:: Given task ::
Without the pictures, copy the entries below word for word.

_ _ _ _ _

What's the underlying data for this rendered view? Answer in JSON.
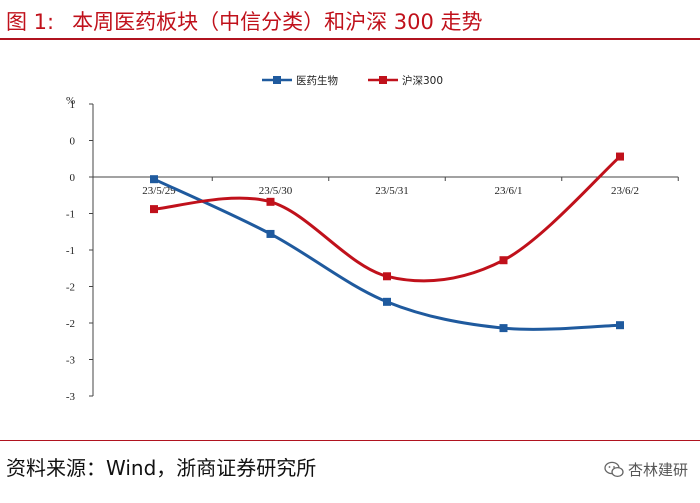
{
  "figure": {
    "label": "图 1:",
    "title": "本周医药板块（中信分类）和沪深 300 走势",
    "source": "资料来源：Wind，浙商证券研究所",
    "watermark": "杏林建研",
    "watermark_icon": "wechat-icon"
  },
  "chart_data": {
    "type": "line",
    "title": "",
    "xlabel": "",
    "ylabel": "%",
    "categories": [
      "23/5/29",
      "23/5/30",
      "23/5/31",
      "23/6/1",
      "23/6/2"
    ],
    "ylim": [
      -3,
      1
    ],
    "y_ticks": [
      1,
      0.5,
      0,
      -0.5,
      -1,
      -1.5,
      -2,
      -2.5,
      -3
    ],
    "y_tick_labels": [
      "1",
      "0",
      "0",
      "-1",
      "-1",
      "-2",
      "-2",
      "-3",
      "-3"
    ],
    "grid": false,
    "legend_position": "top-center",
    "series": [
      {
        "name": "医药生物",
        "color": "#1f5a9e",
        "marker": "square",
        "values": [
          -0.03,
          -0.78,
          -1.71,
          -2.07,
          -2.03
        ]
      },
      {
        "name": "沪深300",
        "color": "#c0111b",
        "marker": "square",
        "values": [
          -0.44,
          -0.34,
          -1.36,
          -1.14,
          0.28
        ]
      }
    ]
  }
}
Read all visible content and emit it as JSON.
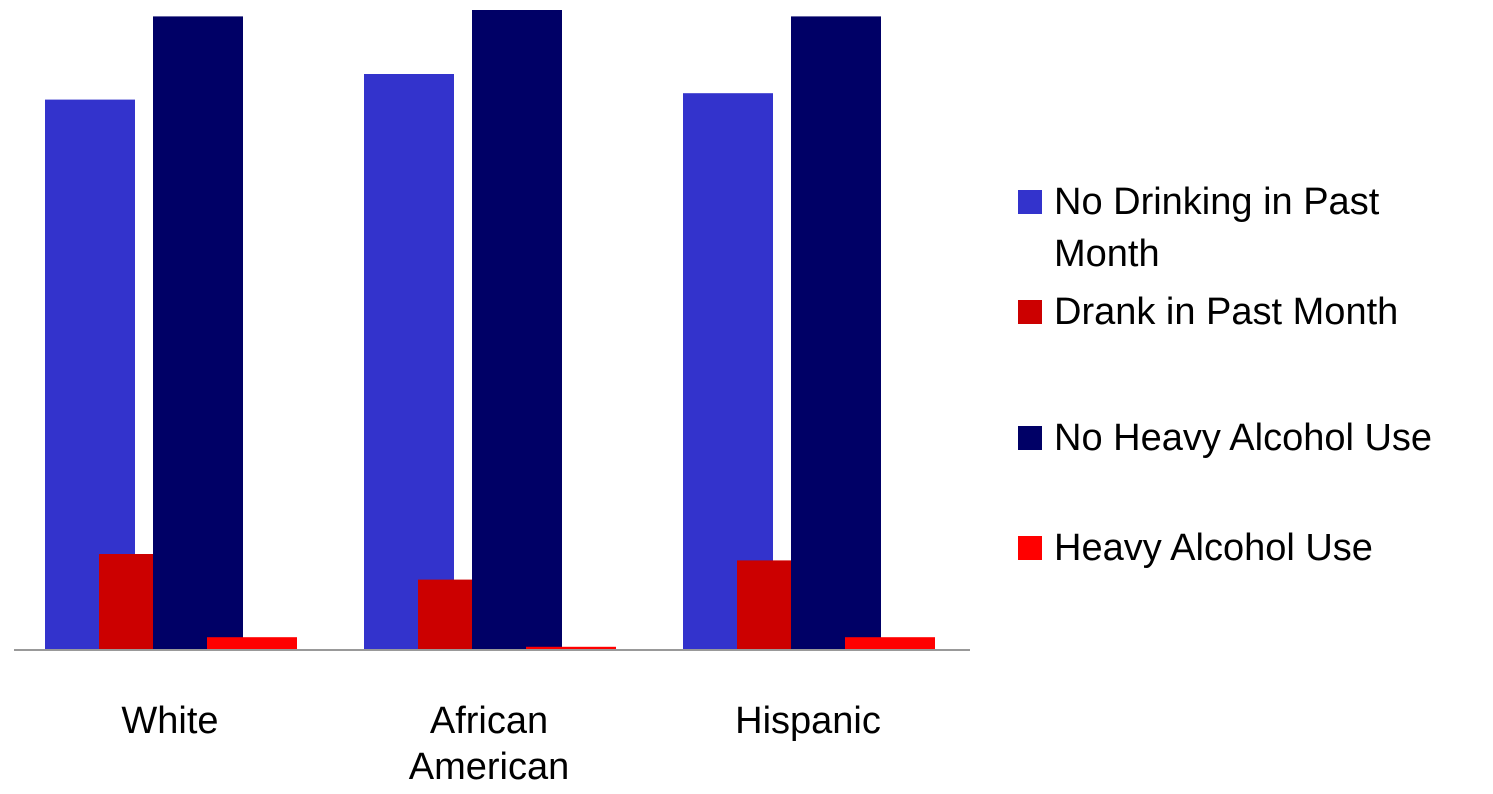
{
  "chart_data": {
    "type": "bar",
    "categories": [
      "White",
      "African American",
      "Hispanic"
    ],
    "series": [
      {
        "name": "No Drinking in Past Month",
        "color": "#3333CC",
        "values": [
          86,
          90,
          87
        ]
      },
      {
        "name": "Drank in Past Month",
        "color": "#CC0000",
        "values": [
          15,
          11,
          14
        ]
      },
      {
        "name": "No Heavy Alcohol Use",
        "color": "#000066",
        "values": [
          99,
          100,
          99
        ]
      },
      {
        "name": "Heavy Alcohol Use",
        "color": "#FF0000",
        "values": [
          2,
          0.5,
          2
        ]
      }
    ],
    "ylim": [
      0,
      100
    ],
    "title": "",
    "xlabel": "",
    "ylabel": "",
    "grid": false,
    "legend_position": "right"
  }
}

_ _ _ _ _

:: Result of the exercise ::
What's the underlying data for this rendered view? Answer in JSON.
{
  "figure": {
    "label": "图 1:",
    "title": "本周医药板块（中信分类）和沪深 300 走势",
    "source": "资料来源：Wind，浙商证券研究所",
    "watermark": "杏林建研",
    "watermark_icon": "wechat-icon"
  },
  "chart_data": {
    "type": "line",
    "title": "",
    "xlabel": "",
    "ylabel": "%",
    "categories": [
      "23/5/29",
      "23/5/30",
      "23/5/31",
      "23/6/1",
      "23/6/2"
    ],
    "ylim": [
      -3,
      1
    ],
    "y_ticks": [
      1,
      0.5,
      0,
      -0.5,
      -1,
      -1.5,
      -2,
      -2.5,
      -3
    ],
    "y_tick_labels": [
      "1",
      "0",
      "0",
      "-1",
      "-1",
      "-2",
      "-2",
      "-3",
      "-3"
    ],
    "grid": false,
    "legend_position": "top-center",
    "series": [
      {
        "name": "医药生物",
        "color": "#1f5a9e",
        "marker": "square",
        "values": [
          -0.03,
          -0.78,
          -1.71,
          -2.07,
          -2.03
        ]
      },
      {
        "name": "沪深300",
        "color": "#c0111b",
        "marker": "square",
        "values": [
          -0.44,
          -0.34,
          -1.36,
          -1.14,
          0.28
        ]
      }
    ]
  }
}
Read all visible content and emit it as JSON.
{
  "chart_data": {
    "type": "bar",
    "categories": [
      "White",
      "African American",
      "Hispanic"
    ],
    "series": [
      {
        "name": "No Drinking in Past Month",
        "color": "#3333CC",
        "values": [
          86,
          90,
          87
        ]
      },
      {
        "name": "Drank in Past Month",
        "color": "#CC0000",
        "values": [
          15,
          11,
          14
        ]
      },
      {
        "name": "No Heavy Alcohol Use",
        "color": "#000066",
        "values": [
          99,
          100,
          99
        ]
      },
      {
        "name": "Heavy Alcohol Use",
        "color": "#FF0000",
        "values": [
          2,
          0.5,
          2
        ]
      }
    ],
    "ylim": [
      0,
      100
    ],
    "title": "",
    "xlabel": "",
    "ylabel": "",
    "grid": false,
    "legend_position": "right"
  }
}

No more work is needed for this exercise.